▸ **What the task asks**:
Rewrite everything from the line containing "account-button[interactable] [1715, 126, 1737, 155]" down to the line containing "browser-toolbar: i localhost:8080/home", putting "info-card" wherever "feature-card" appears and leaving all else unchanged.

Excerpts from a layout annotation set
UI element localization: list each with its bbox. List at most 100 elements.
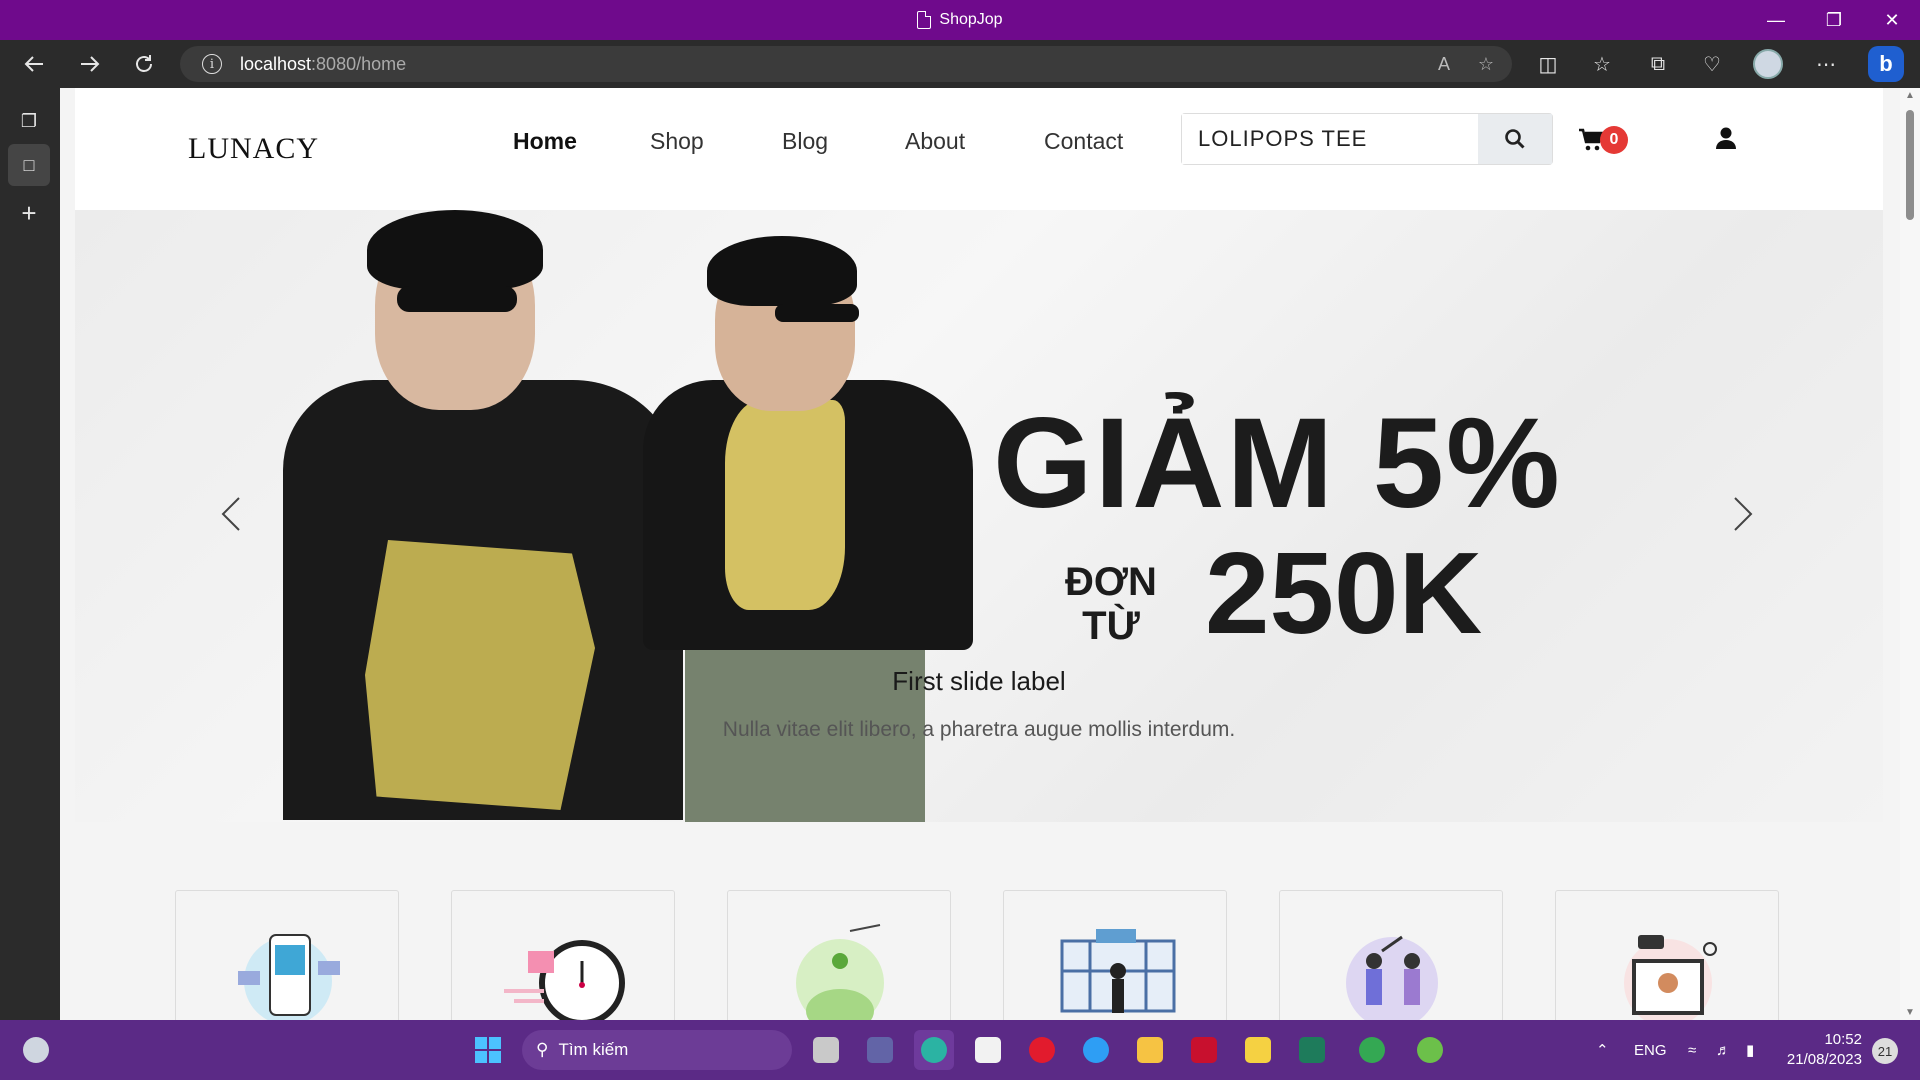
account-button[interactable] [1715, 126, 1737, 155]
bing-button[interactable]: b [1864, 40, 1908, 88]
scroll-down-arrow-icon[interactable]: ▼ [1905, 1007, 1915, 1018]
page-scrollbar[interactable]: ▲ ▼ [1900, 88, 1920, 1020]
savings-illustration [796, 924, 884, 1020]
back-button[interactable] [12, 40, 56, 88]
nav-blog[interactable]: Blog [782, 128, 828, 155]
opera-icon[interactable] [1022, 1030, 1062, 1070]
page-icon [917, 11, 932, 29]
site-logo[interactable]: LUNACY [188, 132, 319, 166]
app-icon-3[interactable] [1410, 1030, 1450, 1070]
clock-time: 10:52 [1824, 1031, 1862, 1048]
read-aloud-icon[interactable]: A [1426, 46, 1462, 82]
windows-taskbar: ⚲ Tìm kiếm ⌃ ENG ≈ ♬ ▮ 10:52 21/08/2023 … [0, 1020, 1920, 1080]
mcafee-icon[interactable] [1184, 1030, 1224, 1070]
more-icon[interactable]: ⋯ [1804, 40, 1848, 88]
feature-card[interactable] [727, 890, 951, 1020]
shopping-illustration [1060, 929, 1176, 1013]
help-icon[interactable] [1076, 1030, 1116, 1070]
carousel-caption-text: Nulla vitae elit libero, a pharetra augu… [722, 718, 1236, 741]
address-text[interactable]: localhost:8080/home [240, 54, 406, 75]
site-header: LUNACY Home Shop Blog About Contact 0 [75, 88, 1883, 210]
nav-home[interactable]: Home [513, 128, 577, 155]
store-icon[interactable] [968, 1030, 1008, 1070]
task-view-icon[interactable] [806, 1030, 846, 1070]
chevron-left-icon [221, 497, 240, 531]
nav-shop[interactable]: Shop [650, 128, 704, 155]
restore-button[interactable]: ❐ [1806, 0, 1862, 40]
feature-card[interactable] [1279, 890, 1503, 1020]
favorite-star-icon[interactable]: ☆ [1468, 46, 1504, 82]
model-right-shirt-print [725, 400, 845, 610]
feature-card[interactable] [175, 890, 399, 1020]
promo-amount: 250K [1205, 528, 1483, 658]
add-tab-icon[interactable]: + [8, 192, 50, 234]
battery-icon[interactable]: ▮ [1746, 1020, 1754, 1080]
carousel-prev-button[interactable] [201, 484, 261, 544]
browser-toolbar: i localhost:8080/home A ☆ ◫ ☆ ⧉ ♡ ⋯ b [0, 40, 1920, 88]
search-icon: ⚲ [536, 1040, 549, 1059]
health-icon[interactable]: ♡ [1690, 40, 1734, 88]
page-tab-icon[interactable]: □ [8, 144, 50, 186]
app-icon-1[interactable] [1238, 1030, 1278, 1070]
avatar [1753, 49, 1783, 79]
language-indicator[interactable]: ENG [1634, 1020, 1667, 1080]
close-button[interactable]: ✕ [1864, 0, 1920, 40]
feature-card[interactable] [451, 890, 675, 1020]
fast-delivery-illustration [504, 940, 625, 1020]
address-bar[interactable]: i localhost:8080/home A ☆ [180, 46, 1512, 82]
wifi-icon[interactable]: ≈ [1688, 1020, 1696, 1080]
tab-actions-icon[interactable]: ❐ [8, 100, 50, 142]
carousel-next-button[interactable] [1713, 484, 1773, 544]
tray-overflow-icon[interactable]: ⌃ [1596, 1020, 1609, 1080]
site-info-icon[interactable]: i [202, 54, 222, 74]
taskbar-search[interactable]: ⚲ Tìm kiếm [522, 1030, 792, 1070]
nav-about[interactable]: About [905, 128, 965, 155]
nav-contact[interactable]: Contact [1044, 128, 1123, 155]
split-screen-icon[interactable]: ◫ [1526, 40, 1570, 88]
system-clock[interactable]: 10:52 21/08/2023 [1782, 1030, 1862, 1070]
notification-badge[interactable]: 21 [1872, 1038, 1898, 1064]
search-icon [1505, 129, 1525, 149]
file-explorer-icon[interactable] [1130, 1030, 1170, 1070]
online-payment-illustration [238, 934, 340, 1020]
profile-button[interactable] [1746, 40, 1790, 88]
model-right-sunglasses [775, 304, 859, 322]
refresh-button[interactable] [122, 40, 166, 88]
teams-icon[interactable] [860, 1030, 900, 1070]
weather-icon[interactable] [16, 1030, 56, 1070]
chrome-icon[interactable] [1352, 1030, 1392, 1070]
feature-card[interactable] [1003, 890, 1227, 1020]
bing-icon: b [1868, 46, 1904, 82]
feature-card[interactable] [1555, 890, 1779, 1020]
clock-date: 21/08/2023 [1786, 1051, 1862, 1068]
refresh-icon [136, 55, 152, 72]
promo-subtext: ĐƠN TỪ [1065, 560, 1157, 648]
search-form [1181, 113, 1553, 165]
hero-carousel: GIẢM 5% ĐƠN TỪ 250K First slide label Nu… [75, 210, 1883, 822]
minimize-button[interactable]: — [1748, 0, 1804, 40]
search-input[interactable] [1182, 114, 1478, 164]
forward-button[interactable] [68, 40, 112, 88]
start-button[interactable] [468, 1030, 508, 1070]
model-right-hair [707, 236, 857, 306]
taskbar-search-label: Tìm kiếm [558, 1040, 629, 1059]
vertical-tabs-panel: ❐ □ + [0, 88, 60, 1020]
scroll-up-arrow-icon[interactable]: ▲ [1905, 90, 1915, 101]
search-button[interactable] [1478, 114, 1552, 164]
collections-icon[interactable]: ⧉ [1636, 40, 1680, 88]
cart-button[interactable]: 0 [1578, 126, 1628, 154]
online-support-illustration [1624, 935, 1717, 1020]
app-icon-2[interactable] [1292, 1030, 1332, 1070]
promo-subtext-line1: ĐƠN [1065, 560, 1157, 604]
promo-headline: GIẢM 5% [993, 392, 1562, 535]
window-title-text: ShopJop [939, 11, 1003, 28]
window-titlebar: ShopJop — ❐ ✕ [0, 0, 1920, 40]
carousel-caption-title: First slide label [892, 666, 1066, 696]
cart-count-badge: 0 [1600, 126, 1628, 154]
favorites-icon[interactable]: ☆ [1580, 40, 1624, 88]
volume-icon[interactable]: ♬ [1716, 1020, 1731, 1080]
scrollbar-thumb[interactable] [1906, 110, 1914, 220]
edge-icon[interactable] [914, 1030, 954, 1070]
promo-subtext-line2: TỪ [1082, 604, 1140, 648]
model-left-sunglasses [397, 286, 517, 312]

▸ **Reply**:
account-button[interactable] [1715, 126, 1737, 155]
bing-button[interactable]: b [1864, 40, 1908, 88]
scroll-down-arrow-icon[interactable]: ▼ [1905, 1007, 1915, 1018]
page-scrollbar[interactable]: ▲ ▼ [1900, 88, 1920, 1020]
savings-illustration [796, 924, 884, 1020]
back-button[interactable] [12, 40, 56, 88]
nav-blog[interactable]: Blog [782, 128, 828, 155]
opera-icon[interactable] [1022, 1030, 1062, 1070]
page-icon [917, 11, 932, 29]
site-logo[interactable]: LUNACY [188, 132, 319, 166]
app-icon-3[interactable] [1410, 1030, 1450, 1070]
clock-time: 10:52 [1824, 1031, 1862, 1048]
read-aloud-icon[interactable]: A [1426, 46, 1462, 82]
windows-taskbar: ⚲ Tìm kiếm ⌃ ENG ≈ ♬ ▮ 10:52 21/08/2023 … [0, 1020, 1920, 1080]
mcafee-icon[interactable] [1184, 1030, 1224, 1070]
more-icon[interactable]: ⋯ [1804, 40, 1848, 88]
info-card[interactable] [727, 890, 951, 1020]
shopping-illustration [1060, 929, 1176, 1013]
help-icon[interactable] [1076, 1030, 1116, 1070]
carousel-caption-text: Nulla vitae elit libero, a pharetra augu… [722, 718, 1236, 741]
address-text[interactable]: localhost:8080/home [240, 54, 406, 75]
site-header: LUNACY Home Shop Blog About Contact 0 [75, 88, 1883, 210]
nav-home[interactable]: Home [513, 128, 577, 155]
store-icon[interactable] [968, 1030, 1008, 1070]
task-view-icon[interactable] [806, 1030, 846, 1070]
chevron-left-icon [221, 497, 240, 531]
nav-shop[interactable]: Shop [650, 128, 704, 155]
restore-button[interactable]: ❐ [1806, 0, 1862, 40]
info-card[interactable] [1279, 890, 1503, 1020]
favorite-star-icon[interactable]: ☆ [1468, 46, 1504, 82]
model-right-shirt-print [725, 400, 845, 610]
info-card[interactable] [175, 890, 399, 1020]
promo-amount: 250K [1205, 528, 1483, 658]
add-tab-icon[interactable]: + [8, 192, 50, 234]
battery-icon[interactable]: ▮ [1746, 1020, 1754, 1080]
carousel-prev-button[interactable] [201, 484, 261, 544]
browser-toolbar: i localhost:8080/home A ☆ ◫ ☆ ⧉ ♡ ⋯ b [0, 40, 1920, 88]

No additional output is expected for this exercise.